§ Available data:
====

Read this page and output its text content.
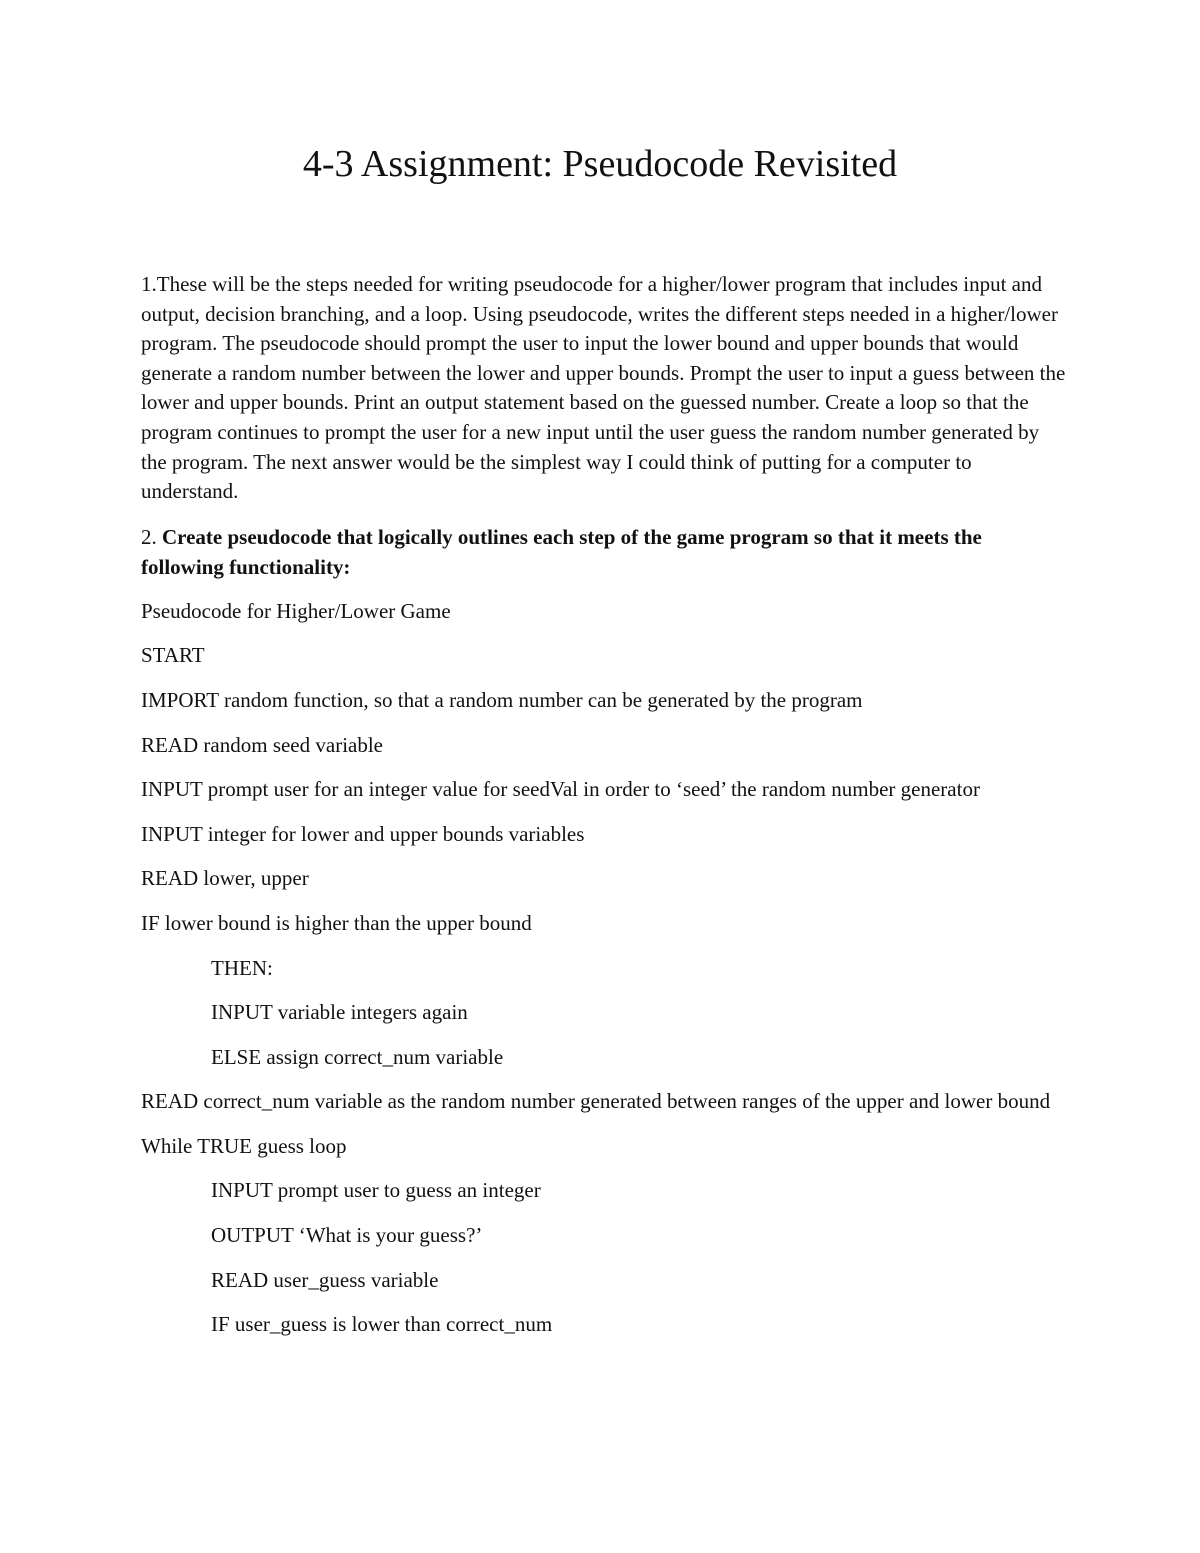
4-3 Assignment: Pseudocode Revisited

1.These will be the steps needed for writing pseudocode for a higher/lower program that includes input and output, decision branching, and a loop. Using pseudocode, writes the different steps needed in a higher/lower program. The pseudocode should prompt the user to input the lower bound and upper bounds that would generate a random number between the lower and upper bounds. Prompt the user to input a guess between the lower and upper bounds. Print an output statement based on the guessed number. Create a loop so that the program continues to prompt the user for a new input until the user guess the random number generated by the program. The next answer would be the simplest way I could think of putting for a computer to understand.

2. Create pseudocode that logically outlines each step of the game program so that it meets the following functionality:

Pseudocode for Higher/Lower Game

START

IMPORT random function, so that a random number can be generated by the program

READ random seed variable

INPUT prompt user for an integer value for seedVal in order to ‘seed’ the random number generator

INPUT integer for lower and upper bounds variables

READ lower, upper

IF lower bound is higher than the upper bound

THEN:

INPUT variable integers again

ELSE assign correct_num variable

READ correct_num variable as the random number generated between ranges of the upper and lower bound

While TRUE guess loop

INPUT prompt user to guess an integer

OUTPUT ‘What is your guess?’

READ user_guess variable

IF user_guess is lower than correct_num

====

Gather each line from the entries above that includes the word "number".

§ Response for this exercise:
1.These will be the steps needed for writing pseudocode for a higher/lower program that includes input and output, decision branching, and a loop. Using pseudocode, writes the different steps needed in a higher/lower program. The pseudocode should prompt the user to input the lower bound and upper bounds that would generate a random number between the lower and upper bounds. Prompt the user to input a guess between the lower and upper bounds. Print an output statement based on the guessed number. Create a loop so that the program continues to prompt the user for a new input until the user guess the random number generated by the program. The next answer would be the simplest way I could think of putting for a computer to understand.
IMPORT random function, so that a random number can be generated by the program
INPUT prompt user for an integer value for seedVal in order to ‘seed’ the random number generator
READ correct_num variable as the random number generated between ranges of the upper and lower bound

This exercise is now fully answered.